- **Given exercise**:
Return a copy of each line that holds the string "this".

· · ·

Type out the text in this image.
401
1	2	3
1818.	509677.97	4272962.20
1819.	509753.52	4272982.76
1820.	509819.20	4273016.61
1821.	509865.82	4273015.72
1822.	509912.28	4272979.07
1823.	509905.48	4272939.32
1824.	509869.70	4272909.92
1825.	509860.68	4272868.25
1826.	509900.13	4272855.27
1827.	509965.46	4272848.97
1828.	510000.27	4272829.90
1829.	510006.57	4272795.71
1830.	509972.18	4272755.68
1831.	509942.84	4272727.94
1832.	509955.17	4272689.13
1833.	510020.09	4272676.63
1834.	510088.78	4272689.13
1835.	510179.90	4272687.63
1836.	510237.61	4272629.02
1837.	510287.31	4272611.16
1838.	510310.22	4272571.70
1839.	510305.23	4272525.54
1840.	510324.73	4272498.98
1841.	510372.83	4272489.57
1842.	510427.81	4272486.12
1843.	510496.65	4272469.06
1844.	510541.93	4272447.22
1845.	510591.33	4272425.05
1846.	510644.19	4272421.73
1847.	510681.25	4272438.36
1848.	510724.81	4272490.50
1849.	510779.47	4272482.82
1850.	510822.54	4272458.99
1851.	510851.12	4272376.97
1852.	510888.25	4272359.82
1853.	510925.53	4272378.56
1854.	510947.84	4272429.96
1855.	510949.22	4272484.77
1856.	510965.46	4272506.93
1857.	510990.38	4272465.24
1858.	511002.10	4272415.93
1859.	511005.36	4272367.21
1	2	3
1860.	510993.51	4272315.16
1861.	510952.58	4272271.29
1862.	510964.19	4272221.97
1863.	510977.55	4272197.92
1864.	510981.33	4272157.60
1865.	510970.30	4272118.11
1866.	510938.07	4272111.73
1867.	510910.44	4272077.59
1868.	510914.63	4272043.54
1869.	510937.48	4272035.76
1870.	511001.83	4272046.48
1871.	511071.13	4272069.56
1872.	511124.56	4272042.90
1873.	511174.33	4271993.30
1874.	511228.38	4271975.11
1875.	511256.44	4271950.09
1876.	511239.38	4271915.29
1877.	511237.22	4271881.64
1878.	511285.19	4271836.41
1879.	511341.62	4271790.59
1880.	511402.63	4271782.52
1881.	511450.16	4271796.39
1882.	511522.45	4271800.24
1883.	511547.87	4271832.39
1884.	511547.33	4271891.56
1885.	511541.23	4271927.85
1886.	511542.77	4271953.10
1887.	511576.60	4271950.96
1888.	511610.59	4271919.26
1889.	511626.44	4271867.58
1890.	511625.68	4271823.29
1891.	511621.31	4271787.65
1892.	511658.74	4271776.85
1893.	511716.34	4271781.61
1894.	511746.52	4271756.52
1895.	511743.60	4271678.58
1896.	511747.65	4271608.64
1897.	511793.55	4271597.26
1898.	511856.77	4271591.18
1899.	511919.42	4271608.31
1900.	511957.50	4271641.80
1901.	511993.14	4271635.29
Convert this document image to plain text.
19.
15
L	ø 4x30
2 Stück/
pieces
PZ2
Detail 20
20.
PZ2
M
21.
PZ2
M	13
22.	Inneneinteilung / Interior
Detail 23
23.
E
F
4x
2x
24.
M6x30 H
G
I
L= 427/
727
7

· · ·

- **Task output**:
Type out the text in this image.
Convert this document image to plain text.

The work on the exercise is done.